» **AIM**
Below are some records: retype them all exactly, but not the pictures.

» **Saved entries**
= = = = =
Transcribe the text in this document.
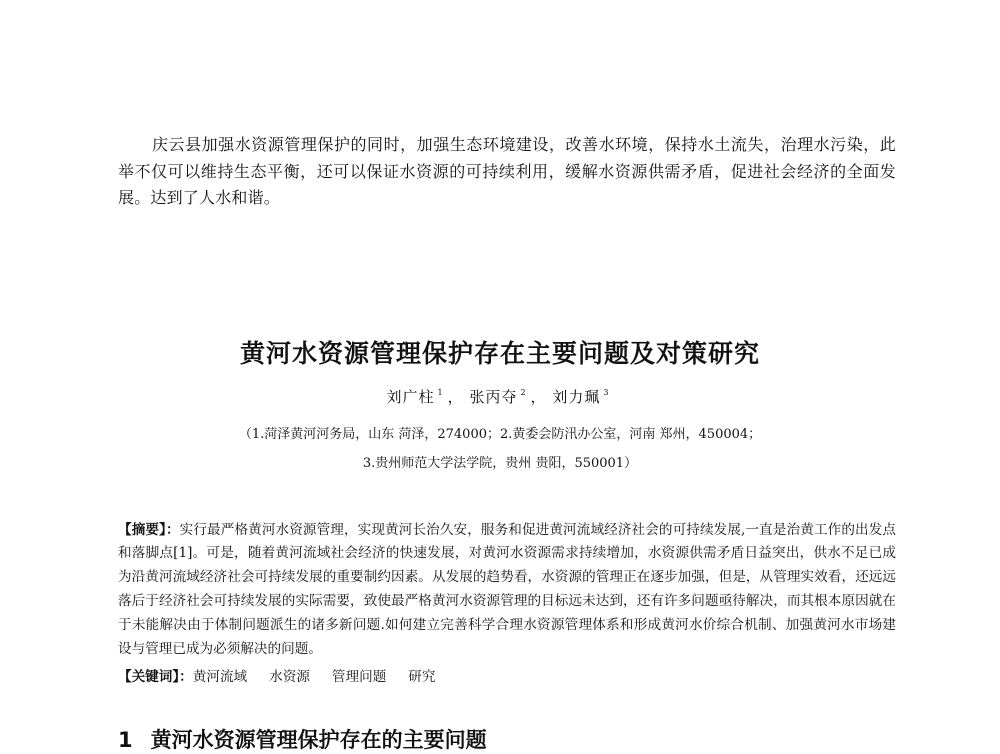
庆云县加强水资源管理保护的同时，加强生态环境建设，改善水环境，保持水土流失，治理水污染，此举不仅可以维持生态平衡，还可以保证水资源的可持续利用，缓解水资源供需矛盾，促进社会经济的全面发展。达到了人水和谐。

黄河水资源管理保护存在主要问题及对策研究
刘广柱 $^1$ ， 张丙夺 $^2$ ， 刘力珮 $^3$
（1.菏泽黄河河务局，山东 菏泽，274000；2.黄委会防汛办公室，河南 郑州，450004；
3.贵州师范大学法学院，贵州 贵阳，550001）

【摘要】：实行最严格黄河水资源管理，实现黄河长治久安，服务和促进黄河流域经济社会的可持续发展,一直是治黄工作的出发点和落脚点[1]。可是，随着黄河流域社会经济的快速发展，对黄河水资源需求持续增加，水资源供需矛盾日益突出，供水不足已成为沿黄河流域经济社会可持续发展的重要制约因素。从发展的趋势看，水资源的管理正在逐步加强，但是，从管理实效看，还远远落后于经济社会可持续发展的实际需要，致使最严格黄河水资源管理的目标远未达到，还有许多问题亟待解决，而其根本原因就在于未能解决由于体制问题派生的诸多新问题.如何建立完善科学合理水资源管理体系和形成黄河水价综合机制、加强黄河水市场建设与管理已成为必须解决的问题。

【关键词】：黄河流域 水资源 管理问题 研究
1 黄河水资源管理保护存在的主要问题
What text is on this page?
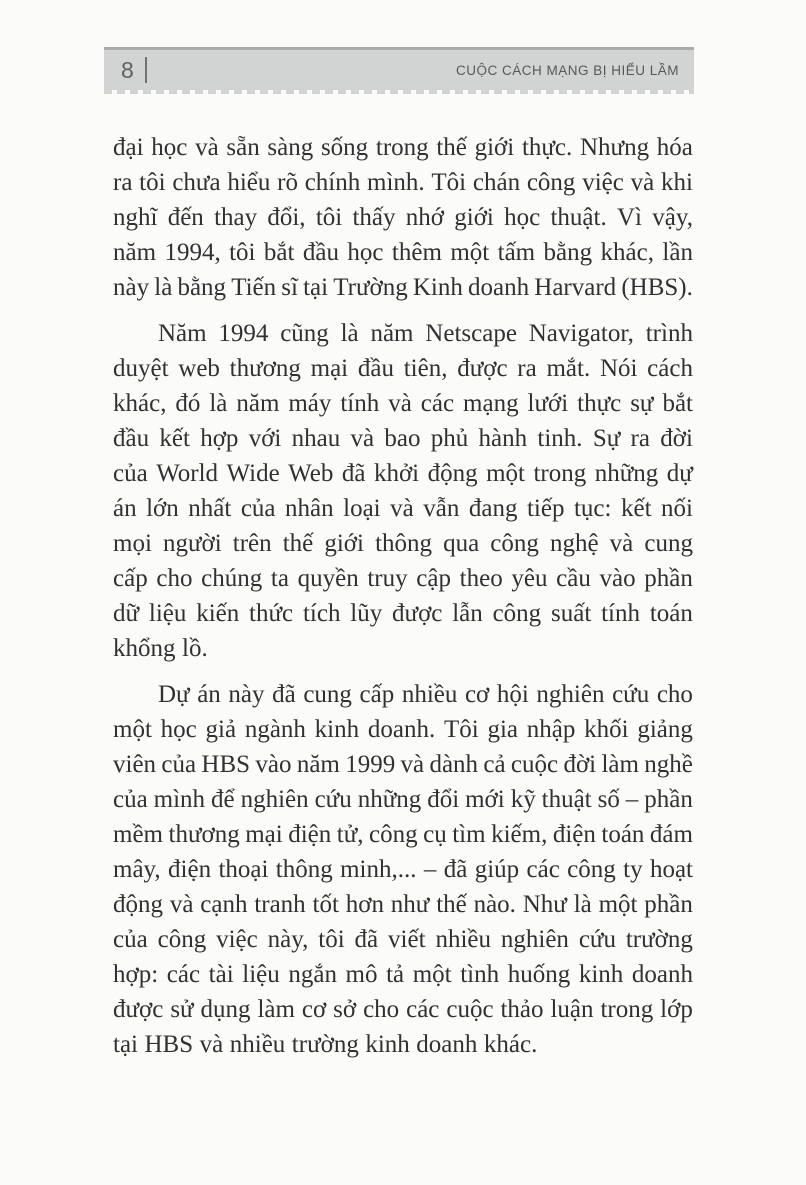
8	CUỘC CÁCH MẠNG BỊ HIỂU LẦM
đại học và sẵn sàng sống trong thế giới thực. Nhưng hóa
ra tôi chưa hiểu rõ chính mình. Tôi chán công việc và khi
nghĩ đến thay đổi, tôi thấy nhớ giới học thuật. Vì vậy,
năm 1994, tôi bắt đầu học thêm một tấm bằng khác, lần
này là bằng Tiến sĩ tại Trường Kinh doanh Harvard (HBS).
Năm 1994 cũng là năm Netscape Navigator, trình
duyệt web thương mại đầu tiên, được ra mắt. Nói cách
khác, đó là năm máy tính và các mạng lưới thực sự bắt
đầu kết hợp với nhau và bao phủ hành tinh. Sự ra đời
của World Wide Web đã khởi động một trong những dự
án lớn nhất của nhân loại và vẫn đang tiếp tục: kết nối
mọi người trên thế giới thông qua công nghệ và cung
cấp cho chúng ta quyền truy cập theo yêu cầu vào phần
dữ liệu kiến thức tích lũy được lẫn công suất tính toán
khổng lồ.
Dự án này đã cung cấp nhiều cơ hội nghiên cứu cho
một học giả ngành kinh doanh. Tôi gia nhập khối giảng
viên của HBS vào năm 1999 và dành cả cuộc đời làm nghề
của mình để nghiên cứu những đổi mới kỹ thuật số – phần
mềm thương mại điện tử, công cụ tìm kiếm, điện toán đám
mây, điện thoại thông minh,... – đã giúp các công ty hoạt
động và cạnh tranh tốt hơn như thế nào. Như là một phần
của công việc này, tôi đã viết nhiều nghiên cứu trường
hợp: các tài liệu ngắn mô tả một tình huống kinh doanh
được sử dụng làm cơ sở cho các cuộc thảo luận trong lớp
tại HBS và nhiều trường kinh doanh khác.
= = = = =
» **WRITTEN ANSWER**
Transcribe the text in this document.
庆云县加强水资源管理保护的同时，加强生态环境建设，改善水环境，保持水土流失，治理水污染，此举不仅可以维持生态平衡，还可以保证水资源的可持续利用，缓解水资源供需矛盾，促进社会经济的全面发展。达到了人水和谐。

黄河水资源管理保护存在主要问题及对策研究
刘广柱 $^1$ ， 张丙夺 $^2$ ， 刘力珮 $^3$
（1.菏泽黄河河务局，山东 菏泽，274000；2.黄委会防汛办公室，河南 郑州，450004；
3.贵州师范大学法学院，贵州 贵阳，550001）

【摘要】：实行最严格黄河水资源管理，实现黄河长治久安，服务和促进黄河流域经济社会的可持续发展,一直是治黄工作的出发点和落脚点[1]。可是，随着黄河流域社会经济的快速发展，对黄河水资源需求持续增加，水资源供需矛盾日益突出，供水不足已成为沿黄河流域经济社会可持续发展的重要制约因素。从发展的趋势看，水资源的管理正在逐步加强，但是，从管理实效看，还远远落后于经济社会可持续发展的实际需要，致使最严格黄河水资源管理的目标远未达到，还有许多问题亟待解决，而其根本原因就在于未能解决由于体制问题派生的诸多新问题.如何建立完善科学合理水资源管理体系和形成黄河水价综合机制、加强黄河水市场建设与管理已成为必须解决的问题。

【关键词】：黄河流域 水资源 管理问题 研究
1 黄河水资源管理保护存在的主要问题
What text is on this page?
8	CUỘC CÁCH MẠNG BỊ HIỂU LẦM
đại học và sẵn sàng sống trong thế giới thực. Nhưng hóa
ra tôi chưa hiểu rõ chính mình. Tôi chán công việc và khi
nghĩ đến thay đổi, tôi thấy nhớ giới học thuật. Vì vậy,
năm 1994, tôi bắt đầu học thêm một tấm bằng khác, lần
này là bằng Tiến sĩ tại Trường Kinh doanh Harvard (HBS).
Năm 1994 cũng là năm Netscape Navigator, trình
duyệt web thương mại đầu tiên, được ra mắt. Nói cách
khác, đó là năm máy tính và các mạng lưới thực sự bắt
đầu kết hợp với nhau và bao phủ hành tinh. Sự ra đời
của World Wide Web đã khởi động một trong những dự
án lớn nhất của nhân loại và vẫn đang tiếp tục: kết nối
mọi người trên thế giới thông qua công nghệ và cung
cấp cho chúng ta quyền truy cập theo yêu cầu vào phần
dữ liệu kiến thức tích lũy được lẫn công suất tính toán
khổng lồ.
Dự án này đã cung cấp nhiều cơ hội nghiên cứu cho
một học giả ngành kinh doanh. Tôi gia nhập khối giảng
viên của HBS vào năm 1999 và dành cả cuộc đời làm nghề
của mình để nghiên cứu những đổi mới kỹ thuật số – phần
mềm thương mại điện tử, công cụ tìm kiếm, điện toán đám
mây, điện thoại thông minh,... – đã giúp các công ty hoạt
động và cạnh tranh tốt hơn như thế nào. Như là một phần
của công việc này, tôi đã viết nhiều nghiên cứu trường
hợp: các tài liệu ngắn mô tả một tình huống kinh doanh
được sử dụng làm cơ sở cho các cuộc thảo luận trong lớp
tại HBS và nhiều trường kinh doanh khác.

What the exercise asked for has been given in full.